> [WORK REQUIRED] Find every line in the records below that holds the word "Delete", and copy it out.

> [THE DATA]

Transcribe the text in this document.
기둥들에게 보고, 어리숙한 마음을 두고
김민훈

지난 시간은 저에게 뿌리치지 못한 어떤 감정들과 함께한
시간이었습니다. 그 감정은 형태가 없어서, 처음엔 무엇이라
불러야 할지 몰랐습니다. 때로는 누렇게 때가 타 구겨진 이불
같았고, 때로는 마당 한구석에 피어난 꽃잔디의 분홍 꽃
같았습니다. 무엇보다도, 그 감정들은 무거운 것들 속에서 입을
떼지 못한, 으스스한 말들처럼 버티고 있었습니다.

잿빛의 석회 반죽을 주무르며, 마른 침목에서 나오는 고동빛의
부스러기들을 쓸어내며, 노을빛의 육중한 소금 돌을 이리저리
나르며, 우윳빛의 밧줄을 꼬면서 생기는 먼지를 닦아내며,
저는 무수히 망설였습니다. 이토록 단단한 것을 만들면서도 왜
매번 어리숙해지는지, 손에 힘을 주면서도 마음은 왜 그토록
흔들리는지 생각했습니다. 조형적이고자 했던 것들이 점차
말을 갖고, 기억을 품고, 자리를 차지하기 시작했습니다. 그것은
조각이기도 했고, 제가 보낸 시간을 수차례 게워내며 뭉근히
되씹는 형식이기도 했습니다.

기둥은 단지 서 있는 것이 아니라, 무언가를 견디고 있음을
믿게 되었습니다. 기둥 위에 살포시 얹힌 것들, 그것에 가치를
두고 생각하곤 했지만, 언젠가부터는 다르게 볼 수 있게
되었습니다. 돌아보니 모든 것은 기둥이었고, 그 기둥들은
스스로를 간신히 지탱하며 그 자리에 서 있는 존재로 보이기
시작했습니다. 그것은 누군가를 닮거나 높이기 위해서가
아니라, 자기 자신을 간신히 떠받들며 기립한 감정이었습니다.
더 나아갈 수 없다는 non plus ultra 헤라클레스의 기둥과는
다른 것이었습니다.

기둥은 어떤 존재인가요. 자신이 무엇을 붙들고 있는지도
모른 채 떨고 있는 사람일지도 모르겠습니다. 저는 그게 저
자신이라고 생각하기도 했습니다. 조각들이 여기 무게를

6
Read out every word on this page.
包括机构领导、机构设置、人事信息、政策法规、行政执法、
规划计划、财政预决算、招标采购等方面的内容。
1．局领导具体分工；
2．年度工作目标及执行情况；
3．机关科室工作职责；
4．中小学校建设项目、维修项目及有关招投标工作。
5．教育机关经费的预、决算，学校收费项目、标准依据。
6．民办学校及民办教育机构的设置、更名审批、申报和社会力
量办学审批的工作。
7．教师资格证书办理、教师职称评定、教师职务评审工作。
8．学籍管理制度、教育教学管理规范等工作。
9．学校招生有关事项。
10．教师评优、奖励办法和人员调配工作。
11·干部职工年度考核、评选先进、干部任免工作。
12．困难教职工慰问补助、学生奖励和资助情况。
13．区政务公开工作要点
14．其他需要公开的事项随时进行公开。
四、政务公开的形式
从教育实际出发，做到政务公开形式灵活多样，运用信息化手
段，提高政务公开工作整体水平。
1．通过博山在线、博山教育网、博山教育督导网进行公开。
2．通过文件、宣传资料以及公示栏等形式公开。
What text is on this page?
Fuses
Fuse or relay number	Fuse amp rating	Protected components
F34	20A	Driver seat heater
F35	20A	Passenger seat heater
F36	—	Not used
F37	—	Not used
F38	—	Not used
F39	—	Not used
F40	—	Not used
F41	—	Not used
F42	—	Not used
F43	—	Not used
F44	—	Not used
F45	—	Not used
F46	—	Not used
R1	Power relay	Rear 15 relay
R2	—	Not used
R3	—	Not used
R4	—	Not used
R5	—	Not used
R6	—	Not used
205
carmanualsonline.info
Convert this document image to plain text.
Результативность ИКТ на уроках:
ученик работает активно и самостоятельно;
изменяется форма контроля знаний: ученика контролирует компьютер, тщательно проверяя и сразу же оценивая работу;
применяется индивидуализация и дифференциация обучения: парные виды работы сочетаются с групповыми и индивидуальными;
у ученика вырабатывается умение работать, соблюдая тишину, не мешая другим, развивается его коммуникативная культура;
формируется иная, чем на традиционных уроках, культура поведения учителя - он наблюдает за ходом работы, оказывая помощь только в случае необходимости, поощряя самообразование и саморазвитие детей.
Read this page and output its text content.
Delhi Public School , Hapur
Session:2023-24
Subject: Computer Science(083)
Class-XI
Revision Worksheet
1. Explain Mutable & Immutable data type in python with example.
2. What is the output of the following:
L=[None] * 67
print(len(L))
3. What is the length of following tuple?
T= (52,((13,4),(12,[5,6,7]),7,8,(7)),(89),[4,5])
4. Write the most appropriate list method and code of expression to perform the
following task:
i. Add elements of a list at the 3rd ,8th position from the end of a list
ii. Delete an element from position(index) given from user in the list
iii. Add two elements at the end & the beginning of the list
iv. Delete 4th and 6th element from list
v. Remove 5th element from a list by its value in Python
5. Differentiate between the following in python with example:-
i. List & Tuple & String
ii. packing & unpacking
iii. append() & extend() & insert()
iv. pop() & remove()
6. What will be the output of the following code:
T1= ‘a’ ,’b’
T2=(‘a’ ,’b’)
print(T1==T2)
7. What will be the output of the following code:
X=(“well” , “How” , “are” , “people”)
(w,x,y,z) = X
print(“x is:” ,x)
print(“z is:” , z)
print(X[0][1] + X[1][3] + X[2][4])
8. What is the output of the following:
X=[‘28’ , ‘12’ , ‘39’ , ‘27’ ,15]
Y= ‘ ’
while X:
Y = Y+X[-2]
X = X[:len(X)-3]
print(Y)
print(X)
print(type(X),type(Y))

> [EXERCISE RESPONSE]
ii. Delete an element from position(index) given from user in the list
iv. Delete 4th and 6th element from list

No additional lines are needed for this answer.